**Objective**
Give all of the lines again, with nothing added or dropped.
::::::
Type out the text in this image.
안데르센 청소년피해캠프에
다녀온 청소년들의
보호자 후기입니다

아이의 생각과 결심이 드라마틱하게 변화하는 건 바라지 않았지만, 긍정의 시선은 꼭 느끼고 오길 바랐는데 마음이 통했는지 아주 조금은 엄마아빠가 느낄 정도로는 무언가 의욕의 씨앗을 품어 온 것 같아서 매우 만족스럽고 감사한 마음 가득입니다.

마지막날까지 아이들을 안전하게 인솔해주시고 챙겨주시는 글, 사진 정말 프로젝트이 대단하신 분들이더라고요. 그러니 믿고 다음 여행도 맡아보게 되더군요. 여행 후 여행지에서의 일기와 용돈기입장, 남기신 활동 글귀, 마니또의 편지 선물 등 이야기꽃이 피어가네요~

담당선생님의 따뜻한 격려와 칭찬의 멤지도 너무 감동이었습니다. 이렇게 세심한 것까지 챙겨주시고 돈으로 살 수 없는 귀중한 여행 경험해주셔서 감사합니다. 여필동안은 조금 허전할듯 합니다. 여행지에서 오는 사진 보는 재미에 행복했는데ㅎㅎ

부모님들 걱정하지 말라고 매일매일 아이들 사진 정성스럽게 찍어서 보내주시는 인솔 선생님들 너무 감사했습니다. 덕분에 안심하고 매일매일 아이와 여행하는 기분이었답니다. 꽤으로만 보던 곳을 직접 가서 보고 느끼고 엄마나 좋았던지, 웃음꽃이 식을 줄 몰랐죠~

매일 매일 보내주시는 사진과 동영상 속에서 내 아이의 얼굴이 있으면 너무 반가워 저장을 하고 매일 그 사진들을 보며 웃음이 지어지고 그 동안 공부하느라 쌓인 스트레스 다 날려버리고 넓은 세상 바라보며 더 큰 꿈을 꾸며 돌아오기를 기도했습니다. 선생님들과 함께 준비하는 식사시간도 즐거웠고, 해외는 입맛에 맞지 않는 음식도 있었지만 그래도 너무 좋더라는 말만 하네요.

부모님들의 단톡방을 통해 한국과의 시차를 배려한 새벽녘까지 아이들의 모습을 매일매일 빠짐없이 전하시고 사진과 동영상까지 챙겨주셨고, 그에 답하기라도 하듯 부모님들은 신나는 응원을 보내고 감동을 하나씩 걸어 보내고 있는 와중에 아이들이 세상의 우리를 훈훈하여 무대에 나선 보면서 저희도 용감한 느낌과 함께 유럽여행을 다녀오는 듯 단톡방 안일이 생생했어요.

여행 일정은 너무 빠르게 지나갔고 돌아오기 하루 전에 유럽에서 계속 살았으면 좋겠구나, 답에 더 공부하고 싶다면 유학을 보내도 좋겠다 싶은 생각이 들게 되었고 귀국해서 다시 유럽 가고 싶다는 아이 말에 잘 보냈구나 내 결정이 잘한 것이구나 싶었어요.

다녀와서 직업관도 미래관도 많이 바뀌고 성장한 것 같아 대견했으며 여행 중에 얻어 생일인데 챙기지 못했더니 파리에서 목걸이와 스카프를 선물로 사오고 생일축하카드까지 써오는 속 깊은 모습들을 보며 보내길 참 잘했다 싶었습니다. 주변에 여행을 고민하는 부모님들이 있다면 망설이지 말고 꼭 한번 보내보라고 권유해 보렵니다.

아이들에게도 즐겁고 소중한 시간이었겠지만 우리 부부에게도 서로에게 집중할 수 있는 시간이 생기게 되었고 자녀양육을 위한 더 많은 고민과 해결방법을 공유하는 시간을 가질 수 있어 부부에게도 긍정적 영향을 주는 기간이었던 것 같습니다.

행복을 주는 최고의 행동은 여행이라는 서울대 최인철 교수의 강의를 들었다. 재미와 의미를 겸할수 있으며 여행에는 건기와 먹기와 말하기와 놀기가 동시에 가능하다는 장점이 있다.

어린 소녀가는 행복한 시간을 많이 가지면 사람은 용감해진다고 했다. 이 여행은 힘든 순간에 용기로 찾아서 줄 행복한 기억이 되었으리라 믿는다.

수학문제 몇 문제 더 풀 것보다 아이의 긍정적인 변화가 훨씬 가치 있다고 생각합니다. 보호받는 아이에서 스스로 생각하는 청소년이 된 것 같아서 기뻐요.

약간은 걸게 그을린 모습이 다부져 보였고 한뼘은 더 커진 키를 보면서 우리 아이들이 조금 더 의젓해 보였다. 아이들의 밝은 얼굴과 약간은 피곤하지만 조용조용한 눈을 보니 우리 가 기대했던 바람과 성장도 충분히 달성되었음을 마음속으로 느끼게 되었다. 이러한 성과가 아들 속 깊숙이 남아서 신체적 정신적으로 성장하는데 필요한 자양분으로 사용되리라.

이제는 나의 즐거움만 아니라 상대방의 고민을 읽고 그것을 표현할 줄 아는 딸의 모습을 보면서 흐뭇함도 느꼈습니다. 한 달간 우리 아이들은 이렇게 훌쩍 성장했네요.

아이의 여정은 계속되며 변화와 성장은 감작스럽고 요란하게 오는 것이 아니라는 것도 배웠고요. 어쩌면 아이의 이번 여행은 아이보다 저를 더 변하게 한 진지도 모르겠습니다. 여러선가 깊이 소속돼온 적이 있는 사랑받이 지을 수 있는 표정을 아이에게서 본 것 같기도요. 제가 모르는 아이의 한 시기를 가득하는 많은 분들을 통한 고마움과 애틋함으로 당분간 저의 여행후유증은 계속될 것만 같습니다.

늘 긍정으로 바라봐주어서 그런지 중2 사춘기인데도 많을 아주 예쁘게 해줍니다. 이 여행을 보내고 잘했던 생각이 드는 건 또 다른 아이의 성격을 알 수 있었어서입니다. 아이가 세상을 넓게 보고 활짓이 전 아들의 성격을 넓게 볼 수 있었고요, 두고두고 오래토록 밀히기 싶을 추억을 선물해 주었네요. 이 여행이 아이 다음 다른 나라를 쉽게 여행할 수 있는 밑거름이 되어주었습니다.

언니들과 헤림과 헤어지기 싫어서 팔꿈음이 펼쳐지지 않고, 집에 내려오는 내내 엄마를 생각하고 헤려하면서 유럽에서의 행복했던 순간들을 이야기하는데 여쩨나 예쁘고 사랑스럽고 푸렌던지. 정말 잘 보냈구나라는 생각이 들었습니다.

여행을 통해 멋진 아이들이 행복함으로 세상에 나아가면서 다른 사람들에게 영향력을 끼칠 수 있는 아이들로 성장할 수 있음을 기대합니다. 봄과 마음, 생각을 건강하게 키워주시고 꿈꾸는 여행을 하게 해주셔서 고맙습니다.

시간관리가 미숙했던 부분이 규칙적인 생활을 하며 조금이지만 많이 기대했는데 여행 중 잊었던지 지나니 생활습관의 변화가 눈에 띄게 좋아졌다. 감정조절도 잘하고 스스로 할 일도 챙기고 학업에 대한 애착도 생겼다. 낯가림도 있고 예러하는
::::::
**Response to this exercise**
Type out the text in this image.
안데르센 청소년피해캠프에
다녀온 청소년들의
보호자 후기입니다

아이의 생각과 결심이 드라마틱하게 변화하는 건 바라지 않았지만, 긍정의 시선은 꼭 느끼고 오길 바랐는데 마음이 통했는지 아주 조금은 엄마아빠가 느낄 정도로는 무언가 의욕의 씨앗을 품어 온 것 같아서 매우 만족스럽고 감사한 마음 가득입니다.

마지막날까지 아이들을 안전하게 인솔해주시고 챙겨주시는 글, 사진 정말 프로젝트이 대단하신 분들이더라고요. 그러니 믿고 다음 여행도 맡아보게 되더군요. 여행 후 여행지에서의 일기와 용돈기입장, 남기신 활동 글귀, 마니또의 편지 선물 등 이야기꽃이 피어가네요~

담당선생님의 따뜻한 격려와 칭찬의 멤지도 너무 감동이었습니다. 이렇게 세심한 것까지 챙겨주시고 돈으로 살 수 없는 귀중한 여행 경험해주셔서 감사합니다. 여필동안은 조금 허전할듯 합니다. 여행지에서 오는 사진 보는 재미에 행복했는데ㅎㅎ

부모님들 걱정하지 말라고 매일매일 아이들 사진 정성스럽게 찍어서 보내주시는 인솔 선생님들 너무 감사했습니다. 덕분에 안심하고 매일매일 아이와 여행하는 기분이었답니다. 꽤으로만 보던 곳을 직접 가서 보고 느끼고 엄마나 좋았던지, 웃음꽃이 식을 줄 몰랐죠~

매일 매일 보내주시는 사진과 동영상 속에서 내 아이의 얼굴이 있으면 너무 반가워 저장을 하고 매일 그 사진들을 보며 웃음이 지어지고 그 동안 공부하느라 쌓인 스트레스 다 날려버리고 넓은 세상 바라보며 더 큰 꿈을 꾸며 돌아오기를 기도했습니다. 선생님들과 함께 준비하는 식사시간도 즐거웠고, 해외는 입맛에 맞지 않는 음식도 있었지만 그래도 너무 좋더라는 말만 하네요.

부모님들의 단톡방을 통해 한국과의 시차를 배려한 새벽녘까지 아이들의 모습을 매일매일 빠짐없이 전하시고 사진과 동영상까지 챙겨주셨고, 그에 답하기라도 하듯 부모님들은 신나는 응원을 보내고 감동을 하나씩 걸어 보내고 있는 와중에 아이들이 세상의 우리를 훈훈하여 무대에 나선 보면서 저희도 용감한 느낌과 함께 유럽여행을 다녀오는 듯 단톡방 안일이 생생했어요.

여행 일정은 너무 빠르게 지나갔고 돌아오기 하루 전에 유럽에서 계속 살았으면 좋겠구나, 답에 더 공부하고 싶다면 유학을 보내도 좋겠다 싶은 생각이 들게 되었고 귀국해서 다시 유럽 가고 싶다는 아이 말에 잘 보냈구나 내 결정이 잘한 것이구나 싶었어요.

다녀와서 직업관도 미래관도 많이 바뀌고 성장한 것 같아 대견했으며 여행 중에 얻어 생일인데 챙기지 못했더니 파리에서 목걸이와 스카프를 선물로 사오고 생일축하카드까지 써오는 속 깊은 모습들을 보며 보내길 참 잘했다 싶었습니다. 주변에 여행을 고민하는 부모님들이 있다면 망설이지 말고 꼭 한번 보내보라고 권유해 보렵니다.

아이들에게도 즐겁고 소중한 시간이었겠지만 우리 부부에게도 서로에게 집중할 수 있는 시간이 생기게 되었고 자녀양육을 위한 더 많은 고민과 해결방법을 공유하는 시간을 가질 수 있어 부부에게도 긍정적 영향을 주는 기간이었던 것 같습니다.

행복을 주는 최고의 행동은 여행이라는 서울대 최인철 교수의 강의를 들었다. 재미와 의미를 겸할수 있으며 여행에는 건기와 먹기와 말하기와 놀기가 동시에 가능하다는 장점이 있다.

어린 소녀가는 행복한 시간을 많이 가지면 사람은 용감해진다고 했다. 이 여행은 힘든 순간에 용기로 찾아서 줄 행복한 기억이 되었으리라 믿는다.

수학문제 몇 문제 더 풀 것보다 아이의 긍정적인 변화가 훨씬 가치 있다고 생각합니다. 보호받는 아이에서 스스로 생각하는 청소년이 된 것 같아서 기뻐요.

약간은 걸게 그을린 모습이 다부져 보였고 한뼘은 더 커진 키를 보면서 우리 아이들이 조금 더 의젓해 보였다. 아이들의 밝은 얼굴과 약간은 피곤하지만 조용조용한 눈을 보니 우리 가 기대했던 바람과 성장도 충분히 달성되었음을 마음속으로 느끼게 되었다. 이러한 성과가 아들 속 깊숙이 남아서 신체적 정신적으로 성장하는데 필요한 자양분으로 사용되리라.

이제는 나의 즐거움만 아니라 상대방의 고민을 읽고 그것을 표현할 줄 아는 딸의 모습을 보면서 흐뭇함도 느꼈습니다. 한 달간 우리 아이들은 이렇게 훌쩍 성장했네요.

아이의 여정은 계속되며 변화와 성장은 감작스럽고 요란하게 오는 것이 아니라는 것도 배웠고요. 어쩌면 아이의 이번 여행은 아이보다 저를 더 변하게 한 진지도 모르겠습니다. 여러선가 깊이 소속돼온 적이 있는 사랑받이 지을 수 있는 표정을 아이에게서 본 것 같기도요. 제가 모르는 아이의 한 시기를 가득하는 많은 분들을 통한 고마움과 애틋함으로 당분간 저의 여행후유증은 계속될 것만 같습니다.

늘 긍정으로 바라봐주어서 그런지 중2 사춘기인데도 많을 아주 예쁘게 해줍니다. 이 여행을 보내고 잘했던 생각이 드는 건 또 다른 아이의 성격을 알 수 있었어서입니다. 아이가 세상을 넓게 보고 활짓이 전 아들의 성격을 넓게 볼 수 있었고요, 두고두고 오래토록 밀히기 싶을 추억을 선물해 주었네요. 이 여행이 아이 다음 다른 나라를 쉽게 여행할 수 있는 밑거름이 되어주었습니다.

언니들과 헤림과 헤어지기 싫어서 팔꿈음이 펼쳐지지 않고, 집에 내려오는 내내 엄마를 생각하고 헤려하면서 유럽에서의 행복했던 순간들을 이야기하는데 여쩨나 예쁘고 사랑스럽고 푸렌던지. 정말 잘 보냈구나라는 생각이 들었습니다.

여행을 통해 멋진 아이들이 행복함으로 세상에 나아가면서 다른 사람들에게 영향력을 끼칠 수 있는 아이들로 성장할 수 있음을 기대합니다. 봄과 마음, 생각을 건강하게 키워주시고 꿈꾸는 여행을 하게 해주셔서 고맙습니다.

시간관리가 미숙했던 부분이 규칙적인 생활을 하며 조금이지만 많이 기대했는데 여행 중 잊었던지 지나니 생활습관의 변화가 눈에 띄게 좋아졌다. 감정조절도 잘하고 스스로 할 일도 챙기고 학업에 대한 애착도 생겼다. 낯가림도 있고 예러하는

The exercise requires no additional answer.